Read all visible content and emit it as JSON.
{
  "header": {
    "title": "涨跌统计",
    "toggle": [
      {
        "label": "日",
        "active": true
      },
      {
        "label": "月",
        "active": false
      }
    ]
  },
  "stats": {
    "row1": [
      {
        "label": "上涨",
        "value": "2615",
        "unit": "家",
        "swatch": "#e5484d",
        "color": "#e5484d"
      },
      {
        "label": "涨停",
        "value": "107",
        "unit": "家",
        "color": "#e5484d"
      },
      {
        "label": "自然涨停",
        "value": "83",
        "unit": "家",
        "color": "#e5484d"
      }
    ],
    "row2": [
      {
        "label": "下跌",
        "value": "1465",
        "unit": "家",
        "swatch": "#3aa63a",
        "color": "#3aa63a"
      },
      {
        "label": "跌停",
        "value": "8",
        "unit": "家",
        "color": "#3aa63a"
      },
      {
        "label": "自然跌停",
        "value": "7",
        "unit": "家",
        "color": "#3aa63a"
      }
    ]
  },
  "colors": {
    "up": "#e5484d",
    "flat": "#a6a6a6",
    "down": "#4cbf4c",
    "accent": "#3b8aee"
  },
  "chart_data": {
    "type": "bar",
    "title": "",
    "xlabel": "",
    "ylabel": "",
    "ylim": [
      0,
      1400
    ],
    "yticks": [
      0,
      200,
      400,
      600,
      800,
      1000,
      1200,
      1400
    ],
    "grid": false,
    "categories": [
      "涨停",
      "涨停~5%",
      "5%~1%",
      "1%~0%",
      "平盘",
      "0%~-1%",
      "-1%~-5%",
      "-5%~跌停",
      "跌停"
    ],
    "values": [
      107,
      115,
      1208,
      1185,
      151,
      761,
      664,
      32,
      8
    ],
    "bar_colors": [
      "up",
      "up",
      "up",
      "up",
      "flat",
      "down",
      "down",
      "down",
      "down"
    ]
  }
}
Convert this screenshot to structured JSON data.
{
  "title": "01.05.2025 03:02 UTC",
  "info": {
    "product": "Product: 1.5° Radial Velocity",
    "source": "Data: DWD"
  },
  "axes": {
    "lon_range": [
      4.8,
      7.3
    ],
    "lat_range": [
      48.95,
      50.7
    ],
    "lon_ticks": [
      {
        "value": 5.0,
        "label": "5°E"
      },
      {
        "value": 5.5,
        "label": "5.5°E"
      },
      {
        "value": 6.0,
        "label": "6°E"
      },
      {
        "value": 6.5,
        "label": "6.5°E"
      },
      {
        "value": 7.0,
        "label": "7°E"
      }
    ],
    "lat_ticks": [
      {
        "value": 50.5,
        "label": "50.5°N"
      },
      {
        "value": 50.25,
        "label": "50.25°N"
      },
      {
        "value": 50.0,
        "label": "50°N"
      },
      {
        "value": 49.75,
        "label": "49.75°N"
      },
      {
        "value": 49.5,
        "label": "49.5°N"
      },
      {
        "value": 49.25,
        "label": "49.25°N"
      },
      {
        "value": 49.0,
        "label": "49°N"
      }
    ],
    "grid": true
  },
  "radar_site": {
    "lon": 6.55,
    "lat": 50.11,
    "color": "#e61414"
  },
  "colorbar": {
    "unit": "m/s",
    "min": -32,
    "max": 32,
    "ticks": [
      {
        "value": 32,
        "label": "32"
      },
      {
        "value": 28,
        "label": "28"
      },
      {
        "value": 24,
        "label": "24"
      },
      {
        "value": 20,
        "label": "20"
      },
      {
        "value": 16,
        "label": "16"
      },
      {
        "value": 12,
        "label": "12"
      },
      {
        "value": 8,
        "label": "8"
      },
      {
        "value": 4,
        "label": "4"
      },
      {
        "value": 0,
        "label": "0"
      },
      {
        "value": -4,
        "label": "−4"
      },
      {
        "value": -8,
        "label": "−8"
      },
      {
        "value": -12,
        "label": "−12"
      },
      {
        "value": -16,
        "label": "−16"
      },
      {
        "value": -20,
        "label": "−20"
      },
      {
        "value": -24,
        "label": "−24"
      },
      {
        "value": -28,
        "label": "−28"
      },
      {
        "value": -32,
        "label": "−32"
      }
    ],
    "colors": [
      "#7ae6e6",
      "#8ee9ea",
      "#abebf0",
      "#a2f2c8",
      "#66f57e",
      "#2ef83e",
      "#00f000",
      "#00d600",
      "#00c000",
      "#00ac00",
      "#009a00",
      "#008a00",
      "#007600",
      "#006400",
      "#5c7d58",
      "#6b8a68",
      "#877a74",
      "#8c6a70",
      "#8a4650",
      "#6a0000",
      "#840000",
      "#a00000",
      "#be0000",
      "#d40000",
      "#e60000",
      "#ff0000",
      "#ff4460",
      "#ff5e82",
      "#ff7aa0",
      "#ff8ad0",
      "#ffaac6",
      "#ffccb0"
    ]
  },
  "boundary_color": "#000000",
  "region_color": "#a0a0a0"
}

> _Given instruction_: Return a copy of every line that includes the word "title".

> _Answer to this task_:
    "title": "涨跌统计",
    "title": "",
  "title": "01.05.2025 03:02 UTC",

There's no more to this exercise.